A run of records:
-- START --

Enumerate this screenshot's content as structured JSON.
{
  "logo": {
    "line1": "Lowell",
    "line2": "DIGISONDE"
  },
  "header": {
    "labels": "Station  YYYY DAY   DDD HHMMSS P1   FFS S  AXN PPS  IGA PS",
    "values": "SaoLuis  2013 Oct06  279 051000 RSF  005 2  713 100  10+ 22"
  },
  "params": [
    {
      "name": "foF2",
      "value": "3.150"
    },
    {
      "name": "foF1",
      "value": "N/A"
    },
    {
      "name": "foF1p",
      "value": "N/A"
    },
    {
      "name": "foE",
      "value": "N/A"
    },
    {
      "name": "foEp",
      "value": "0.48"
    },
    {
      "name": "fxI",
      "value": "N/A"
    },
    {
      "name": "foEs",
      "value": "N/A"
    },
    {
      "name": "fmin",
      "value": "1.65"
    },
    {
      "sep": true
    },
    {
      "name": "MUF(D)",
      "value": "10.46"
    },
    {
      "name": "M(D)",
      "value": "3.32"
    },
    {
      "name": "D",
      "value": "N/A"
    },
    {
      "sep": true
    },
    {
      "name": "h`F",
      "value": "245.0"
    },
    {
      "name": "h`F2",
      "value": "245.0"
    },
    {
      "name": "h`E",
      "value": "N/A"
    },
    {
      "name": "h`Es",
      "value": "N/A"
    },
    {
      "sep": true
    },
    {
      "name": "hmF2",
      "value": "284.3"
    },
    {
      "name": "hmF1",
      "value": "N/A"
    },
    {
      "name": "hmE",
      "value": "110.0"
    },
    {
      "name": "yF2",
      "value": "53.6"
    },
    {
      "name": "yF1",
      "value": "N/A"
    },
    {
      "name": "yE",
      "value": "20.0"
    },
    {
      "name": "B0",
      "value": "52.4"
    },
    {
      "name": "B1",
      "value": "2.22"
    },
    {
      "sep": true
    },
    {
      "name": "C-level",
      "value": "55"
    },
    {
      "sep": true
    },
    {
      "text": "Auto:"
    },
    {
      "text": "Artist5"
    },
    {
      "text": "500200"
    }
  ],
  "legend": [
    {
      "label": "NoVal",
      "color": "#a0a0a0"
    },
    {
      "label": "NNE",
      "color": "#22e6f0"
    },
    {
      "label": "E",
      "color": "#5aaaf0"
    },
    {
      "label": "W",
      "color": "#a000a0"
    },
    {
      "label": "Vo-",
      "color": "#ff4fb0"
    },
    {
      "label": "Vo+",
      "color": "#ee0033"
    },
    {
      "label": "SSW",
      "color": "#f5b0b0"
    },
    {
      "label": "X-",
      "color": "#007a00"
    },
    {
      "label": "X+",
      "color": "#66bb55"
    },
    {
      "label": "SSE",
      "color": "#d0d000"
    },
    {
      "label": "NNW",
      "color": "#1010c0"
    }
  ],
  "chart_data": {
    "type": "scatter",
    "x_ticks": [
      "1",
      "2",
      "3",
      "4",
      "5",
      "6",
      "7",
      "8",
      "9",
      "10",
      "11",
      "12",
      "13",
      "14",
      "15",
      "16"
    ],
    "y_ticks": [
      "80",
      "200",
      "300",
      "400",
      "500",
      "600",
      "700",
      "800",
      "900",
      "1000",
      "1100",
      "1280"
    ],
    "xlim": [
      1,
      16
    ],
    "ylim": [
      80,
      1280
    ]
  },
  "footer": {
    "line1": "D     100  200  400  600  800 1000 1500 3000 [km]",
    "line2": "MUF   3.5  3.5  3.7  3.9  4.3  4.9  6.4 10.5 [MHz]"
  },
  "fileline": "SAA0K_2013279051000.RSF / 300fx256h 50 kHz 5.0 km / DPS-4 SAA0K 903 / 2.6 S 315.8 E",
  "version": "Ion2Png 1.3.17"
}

-- END --

> _Problem details_: Please reproduce each record precisely as written.

> _Solution_:
Enumerate this screenshot's content as structured JSON.
{
  "logo": {
    "line1": "Lowell",
    "line2": "DIGISONDE"
  },
  "header": {
    "labels": "Station  YYYY DAY   DDD HHMMSS P1   FFS S  AXN PPS  IGA PS",
    "values": "SaoLuis  2013 Oct06  279 051000 RSF  005 2  713 100  10+ 22"
  },
  "params": [
    {
      "name": "foF2",
      "value": "3.150"
    },
    {
      "name": "foF1",
      "value": "N/A"
    },
    {
      "name": "foF1p",
      "value": "N/A"
    },
    {
      "name": "foE",
      "value": "N/A"
    },
    {
      "name": "foEp",
      "value": "0.48"
    },
    {
      "name": "fxI",
      "value": "N/A"
    },
    {
      "name": "foEs",
      "value": "N/A"
    },
    {
      "name": "fmin",
      "value": "1.65"
    },
    {
      "sep": true
    },
    {
      "name": "MUF(D)",
      "value": "10.46"
    },
    {
      "name": "M(D)",
      "value": "3.32"
    },
    {
      "name": "D",
      "value": "N/A"
    },
    {
      "sep": true
    },
    {
      "name": "h`F",
      "value": "245.0"
    },
    {
      "name": "h`F2",
      "value": "245.0"
    },
    {
      "name": "h`E",
      "value": "N/A"
    },
    {
      "name": "h`Es",
      "value": "N/A"
    },
    {
      "sep": true
    },
    {
      "name": "hmF2",
      "value": "284.3"
    },
    {
      "name": "hmF1",
      "value": "N/A"
    },
    {
      "name": "hmE",
      "value": "110.0"
    },
    {
      "name": "yF2",
      "value": "53.6"
    },
    {
      "name": "yF1",
      "value": "N/A"
    },
    {
      "name": "yE",
      "value": "20.0"
    },
    {
      "name": "B0",
      "value": "52.4"
    },
    {
      "name": "B1",
      "value": "2.22"
    },
    {
      "sep": true
    },
    {
      "name": "C-level",
      "value": "55"
    },
    {
      "sep": true
    },
    {
      "text": "Auto:"
    },
    {
      "text": "Artist5"
    },
    {
      "text": "500200"
    }
  ],
  "legend": [
    {
      "label": "NoVal",
      "color": "#a0a0a0"
    },
    {
      "label": "NNE",
      "color": "#22e6f0"
    },
    {
      "label": "E",
      "color": "#5aaaf0"
    },
    {
      "label": "W",
      "color": "#a000a0"
    },
    {
      "label": "Vo-",
      "color": "#ff4fb0"
    },
    {
      "label": "Vo+",
      "color": "#ee0033"
    },
    {
      "label": "SSW",
      "color": "#f5b0b0"
    },
    {
      "label": "X-",
      "color": "#007a00"
    },
    {
      "label": "X+",
      "color": "#66bb55"
    },
    {
      "label": "SSE",
      "color": "#d0d000"
    },
    {
      "label": "NNW",
      "color": "#1010c0"
    }
  ],
  "chart_data": {
    "type": "scatter",
    "x_ticks": [
      "1",
      "2",
      "3",
      "4",
      "5",
      "6",
      "7",
      "8",
      "9",
      "10",
      "11",
      "12",
      "13",
      "14",
      "15",
      "16"
    ],
    "y_ticks": [
      "80",
      "200",
      "300",
      "400",
      "500",
      "600",
      "700",
      "800",
      "900",
      "1000",
      "1100",
      "1280"
    ],
    "xlim": [
      1,
      16
    ],
    "ylim": [
      80,
      1280
    ]
  },
  "footer": {
    "line1": "D     100  200  400  600  800 1000 1500 3000 [km]",
    "line2": "MUF   3.5  3.5  3.7  3.9  4.3  4.9  6.4 10.5 [MHz]"
  },
  "fileline": "SAA0K_2013279051000.RSF / 300fx256h 50 kHz 5.0 km / DPS-4 SAA0K 903 / 2.6 S 315.8 E",
  "version": "Ion2Png 1.3.17"
}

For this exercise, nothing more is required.